━━━━━ QUOTED TEXT ━━━━━
Wednesday, April 11, 2007

Swimming

I’ve referred to periods of my childhood often in this past year of posting. Reading back over some of the posts it occurs to me that the happier moments expressed were all pre break-up. The other times were post break-up. This apparently is how I’ve categorized my memories. My parents’ marriage dissipated the year I was seven going on eight. My world changed, for better or worse we’ll never really know. Immediately though, it was worse and there weren't many happy times that followed that event.

Throughout the entire sum of my childhood there were pockets of pleasures. While basically a shy and reserved kid, I did manage, in spite of the periodic brutality and dismissals of my father and later my brothers, mom’s debilitating illnesses and eventual “checking out”, general economic, emotional and social struggles, to make some friends, engage in some joyful activities and carve out some good times and pleasant memories, pockets of pleasures.

Which brings me, oddly enough, to swimming. Sober asked yesterday if I ever learned how to swim.

As noted, pre break-up I went to day camps for a few summers. Swimming lessons and other pool activities were in the menu of daily activities during these camps. I was not required to participate in any pool activities. I made use of pool time by crafting more stuff out of popsicle sticks. I was satisfied with this arrangement.

Post break-up I was for at least one summer forced strongly encouraged to take swimming lessons at the local boys (and girls) club. I wouldn’t characterize what I learned as swimming. I’d say I learned not to drown while crabbing my way across the waters.

Since that tenth year of my life, I’ve spent very little time in large pools of water. My high school didn’t have a pool so there was so swimming component to my physical education. I did some wading in the waters of Lake Michigan, very little wading in very shallow waters. I did not enter another pool until my son was three years old. I sat my five, six and seventh month pregnant self in the local kiddie pool to watch him frolic under the sprays.

He graduated to the big pool only after his sister started to explore by her own third birthday. He, like me, was not a fan of large bodies of water. She, the daughter, took to the water like it was a calling. She dove from the high board by the time she was five. The son, not wanting to be outdone by little sis, followed her over. I watched from the deck, sure that my heart would stop any second.
━━━━━ DATASET CONTENT ━━━━━
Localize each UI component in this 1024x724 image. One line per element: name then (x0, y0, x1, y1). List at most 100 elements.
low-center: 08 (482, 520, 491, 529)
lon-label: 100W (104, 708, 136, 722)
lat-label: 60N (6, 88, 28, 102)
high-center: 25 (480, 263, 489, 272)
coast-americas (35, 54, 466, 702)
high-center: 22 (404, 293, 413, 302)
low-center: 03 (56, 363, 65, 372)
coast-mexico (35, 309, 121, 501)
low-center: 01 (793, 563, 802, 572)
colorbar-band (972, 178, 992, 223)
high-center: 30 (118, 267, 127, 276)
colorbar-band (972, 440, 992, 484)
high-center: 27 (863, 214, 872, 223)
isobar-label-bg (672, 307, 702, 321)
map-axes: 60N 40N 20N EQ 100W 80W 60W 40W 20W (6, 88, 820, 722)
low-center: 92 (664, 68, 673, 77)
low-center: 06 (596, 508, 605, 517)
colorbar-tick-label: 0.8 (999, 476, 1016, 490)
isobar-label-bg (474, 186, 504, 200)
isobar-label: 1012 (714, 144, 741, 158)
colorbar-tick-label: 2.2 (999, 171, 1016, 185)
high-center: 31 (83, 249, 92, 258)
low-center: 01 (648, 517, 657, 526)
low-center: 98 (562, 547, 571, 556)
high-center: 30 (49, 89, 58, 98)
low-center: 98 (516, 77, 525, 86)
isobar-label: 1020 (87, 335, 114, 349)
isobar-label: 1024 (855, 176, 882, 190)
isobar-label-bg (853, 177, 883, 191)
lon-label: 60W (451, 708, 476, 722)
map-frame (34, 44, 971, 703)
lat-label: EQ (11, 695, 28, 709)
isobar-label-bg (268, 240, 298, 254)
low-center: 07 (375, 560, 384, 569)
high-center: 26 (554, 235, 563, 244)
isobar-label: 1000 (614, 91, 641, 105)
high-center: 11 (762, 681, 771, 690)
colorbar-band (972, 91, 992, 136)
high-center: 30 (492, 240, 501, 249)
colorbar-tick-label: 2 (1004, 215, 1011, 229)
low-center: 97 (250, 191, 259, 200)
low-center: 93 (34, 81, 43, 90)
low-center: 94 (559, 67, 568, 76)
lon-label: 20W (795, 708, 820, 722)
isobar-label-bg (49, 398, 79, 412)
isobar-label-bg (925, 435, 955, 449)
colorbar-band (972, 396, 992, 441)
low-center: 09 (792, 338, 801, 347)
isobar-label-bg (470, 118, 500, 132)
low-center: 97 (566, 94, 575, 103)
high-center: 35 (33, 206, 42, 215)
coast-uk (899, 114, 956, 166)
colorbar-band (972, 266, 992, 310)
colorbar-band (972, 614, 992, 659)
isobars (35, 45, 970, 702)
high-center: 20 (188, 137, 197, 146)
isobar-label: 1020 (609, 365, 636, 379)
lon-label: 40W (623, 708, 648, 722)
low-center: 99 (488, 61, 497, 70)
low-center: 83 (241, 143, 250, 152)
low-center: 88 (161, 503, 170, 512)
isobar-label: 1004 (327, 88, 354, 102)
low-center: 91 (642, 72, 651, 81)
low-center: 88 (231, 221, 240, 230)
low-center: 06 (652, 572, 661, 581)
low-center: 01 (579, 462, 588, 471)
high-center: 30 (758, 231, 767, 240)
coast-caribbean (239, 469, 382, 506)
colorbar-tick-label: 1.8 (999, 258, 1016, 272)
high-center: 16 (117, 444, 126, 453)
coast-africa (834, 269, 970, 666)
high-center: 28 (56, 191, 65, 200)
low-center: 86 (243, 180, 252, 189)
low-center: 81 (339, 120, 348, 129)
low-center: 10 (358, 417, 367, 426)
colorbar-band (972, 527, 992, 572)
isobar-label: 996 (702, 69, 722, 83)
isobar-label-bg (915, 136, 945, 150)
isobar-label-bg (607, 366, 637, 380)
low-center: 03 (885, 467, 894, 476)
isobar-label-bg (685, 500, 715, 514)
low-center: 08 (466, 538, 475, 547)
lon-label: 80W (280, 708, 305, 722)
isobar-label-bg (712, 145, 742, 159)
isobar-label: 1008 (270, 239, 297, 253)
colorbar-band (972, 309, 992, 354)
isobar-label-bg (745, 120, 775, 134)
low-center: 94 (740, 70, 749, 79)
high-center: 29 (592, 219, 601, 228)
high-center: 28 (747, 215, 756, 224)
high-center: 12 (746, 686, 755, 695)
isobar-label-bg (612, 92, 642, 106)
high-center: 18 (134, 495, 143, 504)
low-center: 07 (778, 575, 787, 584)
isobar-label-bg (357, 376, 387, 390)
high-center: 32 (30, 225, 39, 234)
━━━━━
## DIRECTIONS FOR THIS TASK
Answer these questions from the blog post about swimming.
1. At what age did the writer's parents' marriage end?
2. What did the writer do during pool time at the summer day camps?
3. By what age had the daughter dived from the high board?

## SOLUTION TO THIS TASK
1. The year the writer was seven going on eight.
2. The writer made more things out of popsicle sticks.
3. By age five.